**TASK**
The answer consists of one number: how many lines of the data below include the string "Baumgartl".

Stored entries
──────────────────────────────

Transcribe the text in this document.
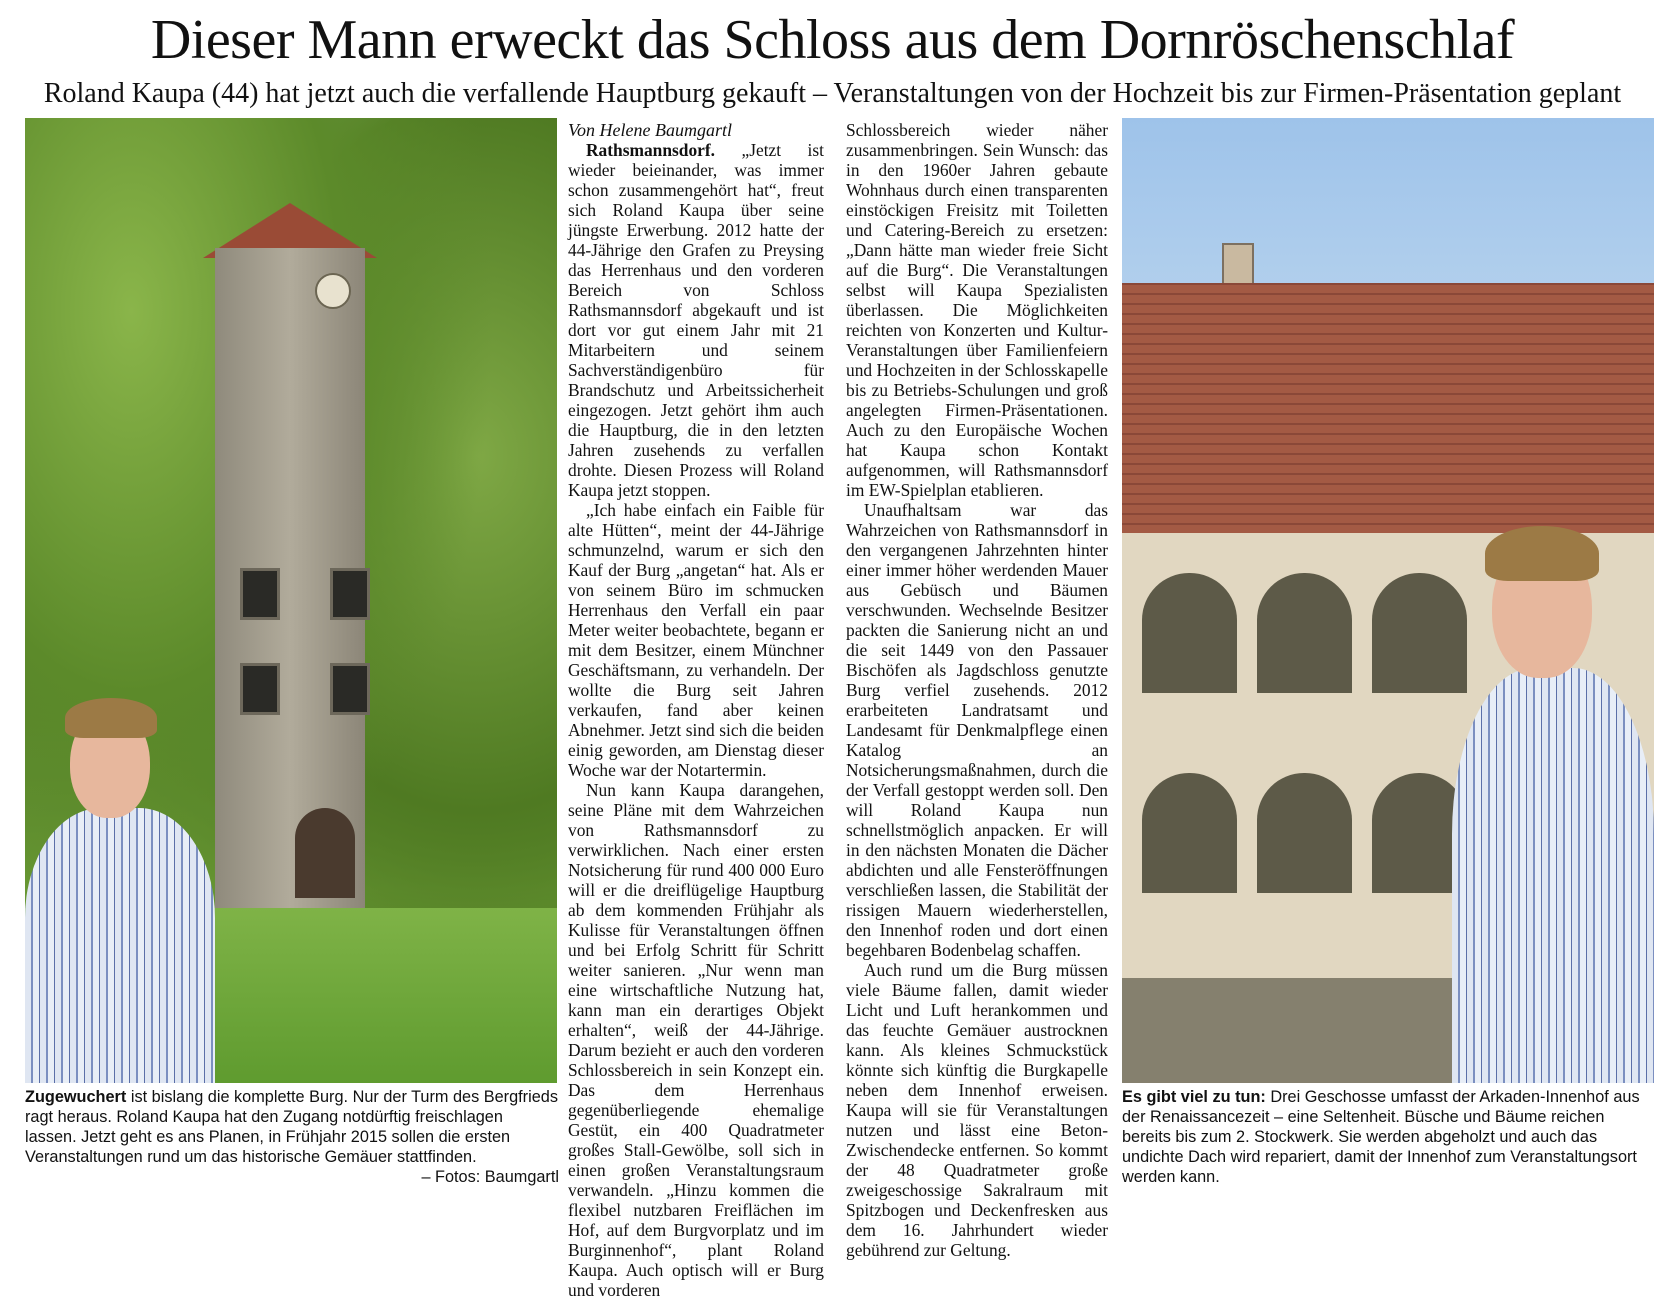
Dieser Mann erweckt das Schloss aus dem Dornröschenschlaf
Roland Kaupa (44) hat jetzt auch die verfallende Hauptburg gekauft – Veranstaltungen von der Hochzeit bis zur Firmen-Präsentation geplant

Zugewuchert ist bislang die komplette Burg. Nur der Turm des Bergfrieds ragt heraus. Roland Kaupa hat den Zugang notdürftig freischlagen lassen. Jetzt geht es ans Planen, in Frühjahr 2015 sollen die ersten Veranstaltungen rund um das historische Gemäuer stattfinden.
– Fotos: Baumgartl

Es gibt viel zu tun: Drei Geschosse umfasst der Arkaden-Innenhof aus der Renaissancezeit – eine Seltenheit. Büsche und Bäume reichen bereits bis zum 2. Stockwerk. Sie werden abgeholzt und auch das undichte Dach wird repariert, damit der Innenhof zum Veranstaltungsort werden kann.

Von Helene Baumgartl

Rathsmannsdorf. „Jetzt ist wieder beieinander, was immer schon zusammengehört hat“, freut sich Roland Kaupa über seine jüngste Erwerbung. 2012 hatte der 44-Jährige den Grafen zu Preysing das Herrenhaus und den vorderen Bereich von Schloss Rathsmannsdorf abgekauft und ist dort vor gut einem Jahr mit 21 Mitarbeitern und seinem Sachverständigenbüro für Brandschutz und Arbeitssicherheit eingezogen. Jetzt gehört ihm auch die Hauptburg, die in den letzten Jahren zusehends zu verfallen drohte. Diesen Prozess will Roland Kaupa jetzt stoppen.

„Ich habe einfach ein Faible für alte Hütten“, meint der 44-Jährige schmunzelnd, warum er sich den Kauf der Burg „angetan“ hat. Als er von seinem Büro im schmucken Herrenhaus den Verfall ein paar Meter weiter beobachtete, begann er mit dem Besitzer, einem Münchner Geschäftsmann, zu verhandeln. Der wollte die Burg seit Jahren verkaufen, fand aber keinen Abnehmer. Jetzt sind sich die beiden einig geworden, am Dienstag dieser Woche war der Notartermin.

Nun kann Kaupa darangehen, seine Pläne mit dem Wahrzeichen von Rathsmannsdorf zu verwirklichen. Nach einer ersten Notsicherung für rund 400 000 Euro will er die dreiflügelige Hauptburg ab dem kommenden Frühjahr als Kulisse für Veranstaltungen öffnen und bei Erfolg Schritt für Schritt weiter sanieren. „Nur wenn man eine wirtschaftliche Nutzung hat, kann man ein derartiges Objekt erhalten“, weiß der 44-Jährige. Darum bezieht er auch den vorderen Schlossbereich in sein Konzept ein. Das dem Herrenhaus gegenüberliegende ehemalige Gestüt, ein 400 Quadratmeter großes Stall-Gewölbe, soll sich in einen großen Veranstaltungsraum verwandeln. „Hinzu kommen die flexibel nutzbaren Freiflächen im Hof, auf dem Burgvorplatz und im Burginnenhof“, plant Roland Kaupa. Auch optisch will er Burg und vorderen

Schlossbereich wieder näher zusammenbringen. Sein Wunsch: das in den 1960er Jahren gebaute Wohnhaus durch einen transparenten einstöckigen Freisitz mit Toiletten und Catering-Bereich zu ersetzen: „Dann hätte man wieder freie Sicht auf die Burg“. Die Veranstaltungen selbst will Kaupa Spezialisten überlassen. Die Möglichkeiten reichten von Konzerten und Kultur-Veranstaltungen über Familienfeiern und Hochzeiten in der Schlosskapelle bis zu Betriebs-Schulungen und groß angelegten Firmen-Präsentationen. Auch zu den Europäische Wochen hat Kaupa schon Kontakt aufgenommen, will Rathsmannsdorf im EW-Spielplan etablieren.

Unaufhaltsam war das Wahrzeichen von Rathsmannsdorf in den vergangenen Jahrzehnten hinter einer immer höher werdenden Mauer aus Gebüsch und Bäumen verschwunden. Wechselnde Besitzer packten die Sanierung nicht an und die seit 1449 von den Passauer Bischöfen als Jagdschloss genutzte Burg verfiel zusehends. 2012 erarbeiteten Landratsamt und Landesamt für Denkmalpflege einen Katalog an Notsicherungsmaßnahmen, durch die der Verfall gestoppt werden soll. Den will Roland Kaupa nun schnellstmöglich anpacken. Er will in den nächsten Monaten die Dächer abdichten und alle Fensteröffnungen verschließen lassen, die Stabilität der rissigen Mauern wiederherstellen, den Innenhof roden und dort einen begehbaren Bodenbelag schaffen.

Auch rund um die Burg müssen viele Bäume fallen, damit wieder Licht und Luft herankommen und das feuchte Gemäuer austrocknen kann. Als kleines Schmuckstück könnte sich künftig die Burgkapelle neben dem Innenhof erweisen. Kaupa will sie für Veranstaltungen nutzen und lässt eine Beton-Zwischendecke entfernen. So kommt der 48 Quadratmeter große zweigeschossige Sakralraum mit Spitzbogen und Deckenfresken aus dem 16. Jahrhundert wieder gebührend zur Geltung.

──────────────────────────────

**RESULT OF THIS EXERCISE**
2